• **Goal of the exercise**:
Count lines, not occurrences: give the number of lines holding the word "logo", and nothing besides.

• **Extracted information**:

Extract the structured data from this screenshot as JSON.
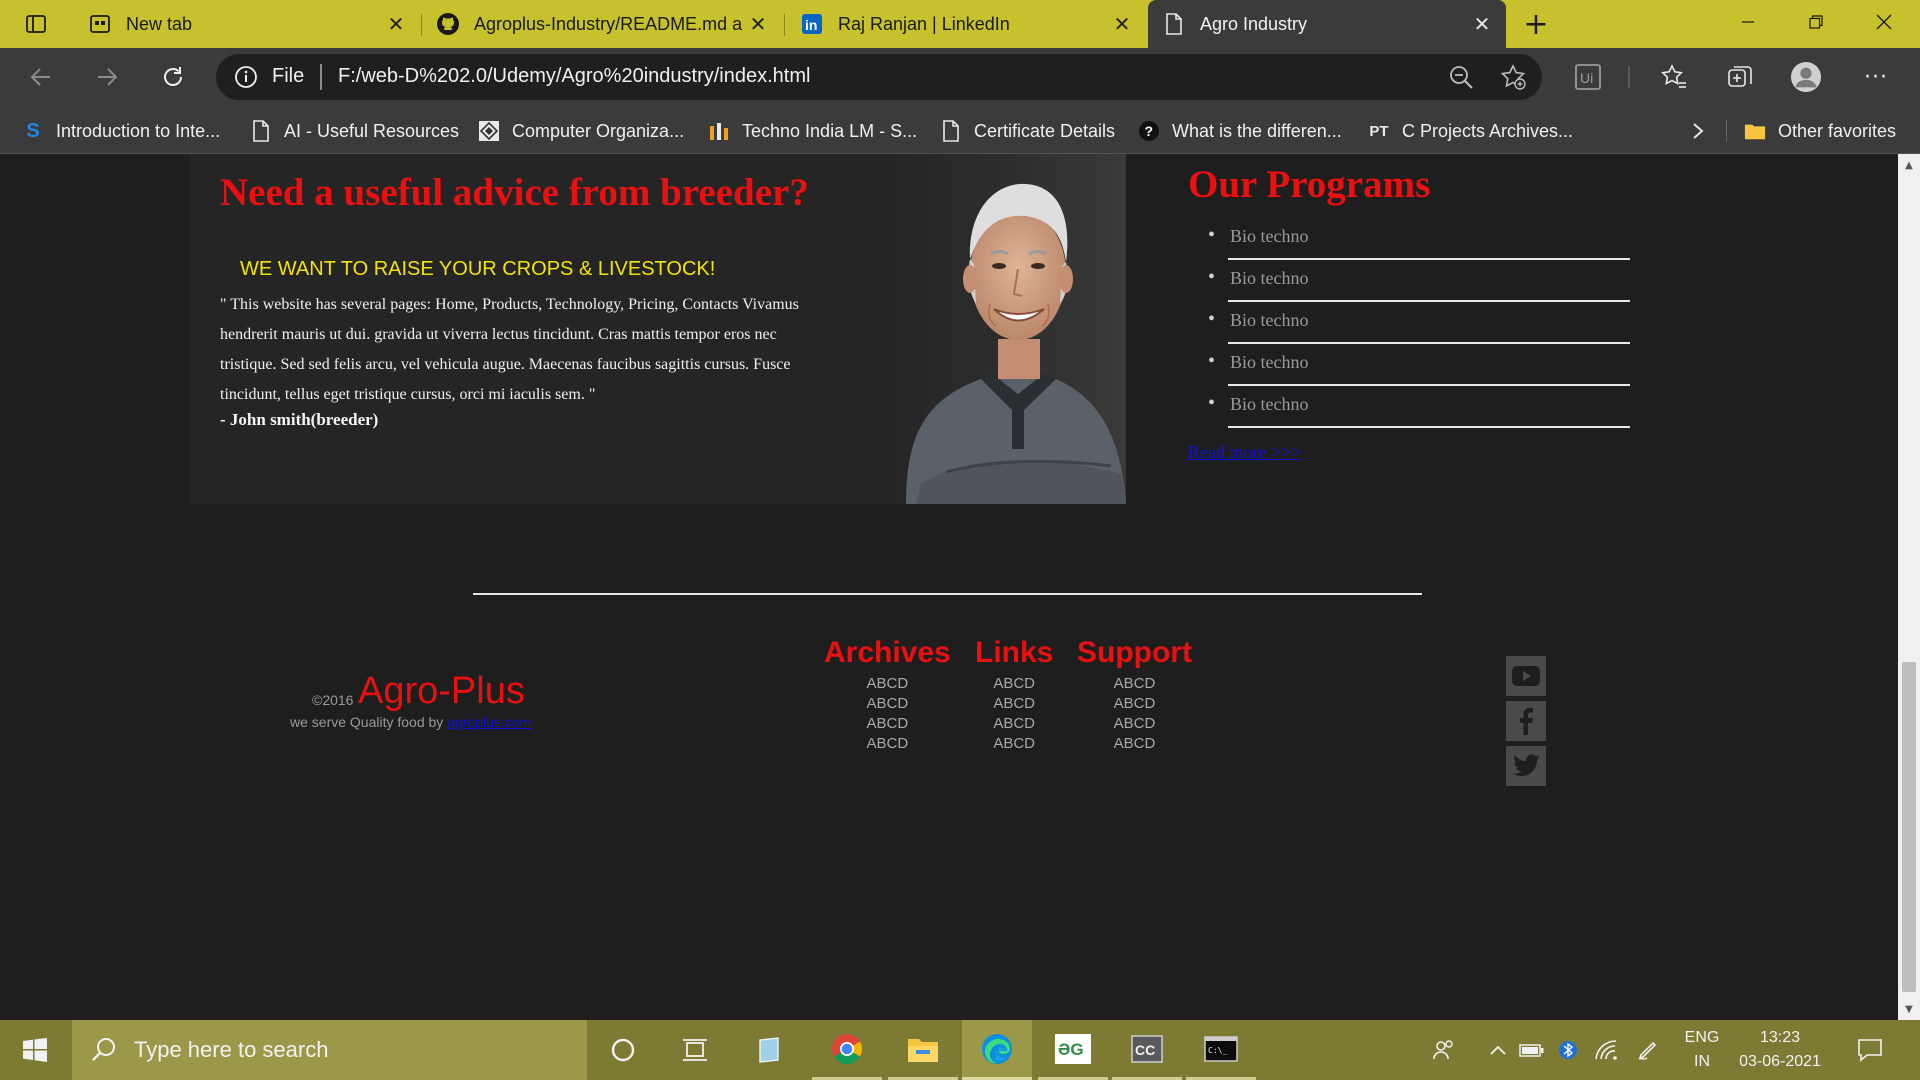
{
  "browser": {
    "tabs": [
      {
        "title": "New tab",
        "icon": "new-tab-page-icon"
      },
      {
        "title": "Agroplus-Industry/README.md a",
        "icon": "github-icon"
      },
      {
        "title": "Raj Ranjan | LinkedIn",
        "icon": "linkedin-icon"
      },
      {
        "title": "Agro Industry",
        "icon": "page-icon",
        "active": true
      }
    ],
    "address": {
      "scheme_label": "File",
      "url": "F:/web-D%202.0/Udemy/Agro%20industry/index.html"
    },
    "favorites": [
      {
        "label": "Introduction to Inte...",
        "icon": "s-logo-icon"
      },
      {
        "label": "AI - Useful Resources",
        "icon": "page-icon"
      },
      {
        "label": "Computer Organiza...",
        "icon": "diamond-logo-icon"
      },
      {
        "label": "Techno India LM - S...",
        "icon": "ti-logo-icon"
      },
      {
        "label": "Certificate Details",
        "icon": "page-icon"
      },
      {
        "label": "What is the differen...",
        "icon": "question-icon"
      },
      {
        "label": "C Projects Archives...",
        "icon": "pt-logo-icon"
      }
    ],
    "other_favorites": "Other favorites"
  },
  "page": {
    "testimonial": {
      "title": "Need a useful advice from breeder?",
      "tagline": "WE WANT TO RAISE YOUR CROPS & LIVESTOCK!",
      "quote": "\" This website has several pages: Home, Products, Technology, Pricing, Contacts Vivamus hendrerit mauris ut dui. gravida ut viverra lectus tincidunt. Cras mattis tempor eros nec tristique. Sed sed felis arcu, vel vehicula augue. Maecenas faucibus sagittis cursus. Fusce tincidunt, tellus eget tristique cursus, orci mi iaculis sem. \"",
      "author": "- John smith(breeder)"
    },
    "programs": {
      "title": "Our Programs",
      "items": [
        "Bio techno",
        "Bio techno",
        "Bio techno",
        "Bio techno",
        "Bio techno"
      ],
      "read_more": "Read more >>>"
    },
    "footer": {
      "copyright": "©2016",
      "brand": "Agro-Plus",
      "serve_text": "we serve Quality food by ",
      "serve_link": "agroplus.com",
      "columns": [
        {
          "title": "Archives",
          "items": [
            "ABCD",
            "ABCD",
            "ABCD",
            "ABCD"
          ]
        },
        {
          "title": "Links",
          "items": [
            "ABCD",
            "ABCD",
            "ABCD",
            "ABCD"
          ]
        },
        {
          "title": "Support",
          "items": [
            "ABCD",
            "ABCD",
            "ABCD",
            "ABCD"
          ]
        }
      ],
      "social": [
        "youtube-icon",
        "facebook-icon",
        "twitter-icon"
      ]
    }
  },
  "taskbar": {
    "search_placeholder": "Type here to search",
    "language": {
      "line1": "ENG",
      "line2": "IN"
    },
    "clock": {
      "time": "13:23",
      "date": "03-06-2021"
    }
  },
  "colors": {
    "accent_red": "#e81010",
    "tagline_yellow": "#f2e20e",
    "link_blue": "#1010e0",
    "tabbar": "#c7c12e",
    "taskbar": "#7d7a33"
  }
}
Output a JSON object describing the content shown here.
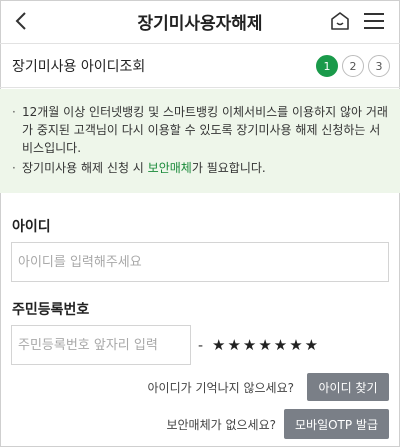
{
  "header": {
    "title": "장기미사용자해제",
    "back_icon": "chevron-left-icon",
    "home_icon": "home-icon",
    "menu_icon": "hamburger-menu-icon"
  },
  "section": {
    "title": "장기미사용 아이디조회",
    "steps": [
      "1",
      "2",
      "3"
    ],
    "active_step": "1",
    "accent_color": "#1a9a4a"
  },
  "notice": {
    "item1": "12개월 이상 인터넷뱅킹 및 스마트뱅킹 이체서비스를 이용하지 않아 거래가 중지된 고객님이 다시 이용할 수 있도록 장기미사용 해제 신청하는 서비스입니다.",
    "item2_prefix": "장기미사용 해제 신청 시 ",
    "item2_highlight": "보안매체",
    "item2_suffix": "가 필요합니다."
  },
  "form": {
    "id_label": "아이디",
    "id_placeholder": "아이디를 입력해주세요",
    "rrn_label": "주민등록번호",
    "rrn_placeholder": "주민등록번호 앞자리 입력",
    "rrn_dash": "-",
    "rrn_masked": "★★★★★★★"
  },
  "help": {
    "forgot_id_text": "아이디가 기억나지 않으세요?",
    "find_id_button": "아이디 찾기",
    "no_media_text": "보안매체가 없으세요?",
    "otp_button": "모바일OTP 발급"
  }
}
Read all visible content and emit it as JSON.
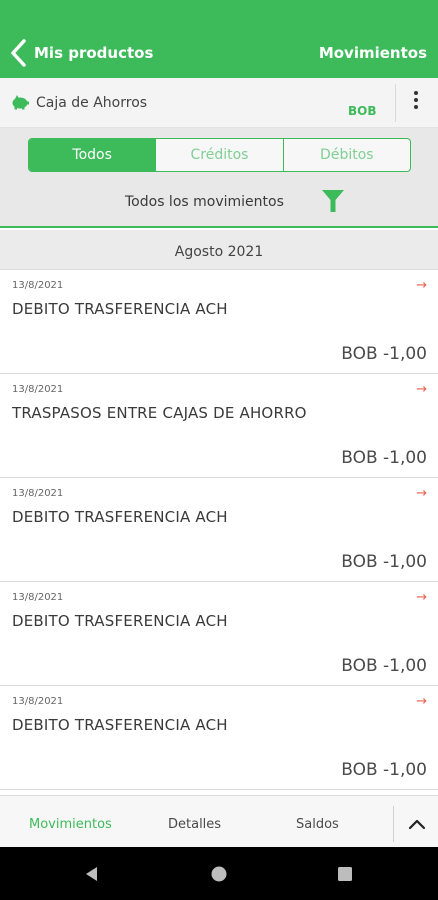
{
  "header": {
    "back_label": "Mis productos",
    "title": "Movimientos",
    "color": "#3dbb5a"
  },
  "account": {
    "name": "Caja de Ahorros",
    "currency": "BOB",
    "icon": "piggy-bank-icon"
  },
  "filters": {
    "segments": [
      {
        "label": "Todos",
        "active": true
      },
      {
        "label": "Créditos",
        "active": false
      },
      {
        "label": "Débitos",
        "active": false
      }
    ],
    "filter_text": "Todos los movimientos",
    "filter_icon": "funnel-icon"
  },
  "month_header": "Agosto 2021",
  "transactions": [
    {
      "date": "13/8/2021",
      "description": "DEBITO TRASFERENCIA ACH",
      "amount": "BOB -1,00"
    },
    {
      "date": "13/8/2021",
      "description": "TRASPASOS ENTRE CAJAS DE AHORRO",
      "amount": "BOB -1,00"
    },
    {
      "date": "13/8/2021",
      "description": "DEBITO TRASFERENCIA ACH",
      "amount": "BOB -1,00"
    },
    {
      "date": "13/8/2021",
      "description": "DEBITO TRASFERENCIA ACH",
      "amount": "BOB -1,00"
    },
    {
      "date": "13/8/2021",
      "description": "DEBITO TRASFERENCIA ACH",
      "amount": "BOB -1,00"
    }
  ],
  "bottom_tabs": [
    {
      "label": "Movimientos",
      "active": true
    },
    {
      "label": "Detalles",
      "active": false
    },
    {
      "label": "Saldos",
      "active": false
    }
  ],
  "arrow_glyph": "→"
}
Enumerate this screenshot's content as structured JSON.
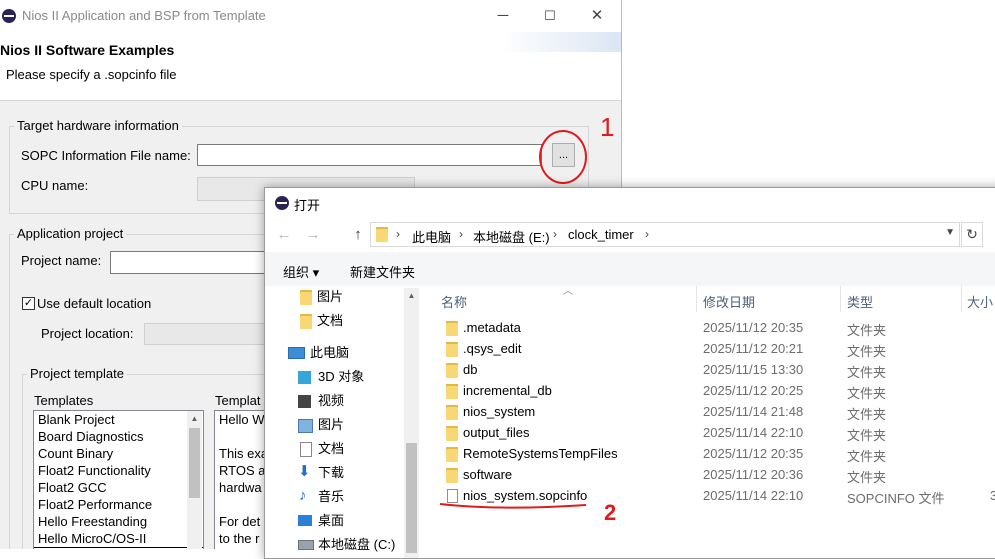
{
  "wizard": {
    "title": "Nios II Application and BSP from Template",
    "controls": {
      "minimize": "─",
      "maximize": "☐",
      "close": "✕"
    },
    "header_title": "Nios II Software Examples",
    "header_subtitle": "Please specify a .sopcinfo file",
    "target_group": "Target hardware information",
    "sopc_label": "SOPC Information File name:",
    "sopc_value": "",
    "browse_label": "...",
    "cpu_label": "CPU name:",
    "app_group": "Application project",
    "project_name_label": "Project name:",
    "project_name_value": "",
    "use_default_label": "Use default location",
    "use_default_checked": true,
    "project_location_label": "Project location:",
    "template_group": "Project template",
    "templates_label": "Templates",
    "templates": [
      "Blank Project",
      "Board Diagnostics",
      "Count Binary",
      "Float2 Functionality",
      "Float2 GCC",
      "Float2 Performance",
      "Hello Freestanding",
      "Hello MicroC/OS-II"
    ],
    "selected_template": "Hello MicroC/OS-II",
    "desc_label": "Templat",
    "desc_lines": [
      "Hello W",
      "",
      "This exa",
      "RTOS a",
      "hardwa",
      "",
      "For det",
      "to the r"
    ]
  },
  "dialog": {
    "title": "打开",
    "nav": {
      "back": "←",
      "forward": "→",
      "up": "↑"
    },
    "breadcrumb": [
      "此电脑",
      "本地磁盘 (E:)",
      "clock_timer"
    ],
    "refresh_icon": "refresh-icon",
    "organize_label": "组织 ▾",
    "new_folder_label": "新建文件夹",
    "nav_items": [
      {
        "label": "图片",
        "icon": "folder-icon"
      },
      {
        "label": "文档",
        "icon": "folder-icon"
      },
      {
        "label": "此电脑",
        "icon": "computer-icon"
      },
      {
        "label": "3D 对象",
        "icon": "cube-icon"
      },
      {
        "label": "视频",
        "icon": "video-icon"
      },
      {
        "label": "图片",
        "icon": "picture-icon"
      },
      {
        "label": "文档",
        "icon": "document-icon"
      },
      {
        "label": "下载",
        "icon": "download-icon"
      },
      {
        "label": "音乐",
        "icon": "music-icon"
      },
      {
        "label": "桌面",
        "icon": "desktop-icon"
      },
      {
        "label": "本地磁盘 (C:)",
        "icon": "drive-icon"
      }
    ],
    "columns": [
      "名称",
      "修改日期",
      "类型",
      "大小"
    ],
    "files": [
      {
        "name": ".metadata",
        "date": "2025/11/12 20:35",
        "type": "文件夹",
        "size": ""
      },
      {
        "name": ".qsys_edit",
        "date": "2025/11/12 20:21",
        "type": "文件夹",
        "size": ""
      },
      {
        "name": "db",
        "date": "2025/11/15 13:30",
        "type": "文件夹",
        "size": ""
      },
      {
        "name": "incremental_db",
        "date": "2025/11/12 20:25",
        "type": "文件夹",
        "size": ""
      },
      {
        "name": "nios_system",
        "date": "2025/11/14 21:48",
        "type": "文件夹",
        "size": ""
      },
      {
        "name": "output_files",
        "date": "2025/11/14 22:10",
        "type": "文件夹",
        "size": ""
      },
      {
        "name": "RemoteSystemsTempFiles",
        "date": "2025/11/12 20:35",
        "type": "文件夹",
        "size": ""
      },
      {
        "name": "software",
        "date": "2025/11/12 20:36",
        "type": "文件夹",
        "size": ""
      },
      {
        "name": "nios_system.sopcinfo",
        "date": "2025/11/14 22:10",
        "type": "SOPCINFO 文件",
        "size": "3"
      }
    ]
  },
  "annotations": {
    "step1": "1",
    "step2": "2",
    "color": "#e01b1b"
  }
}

• **Final answer**:
4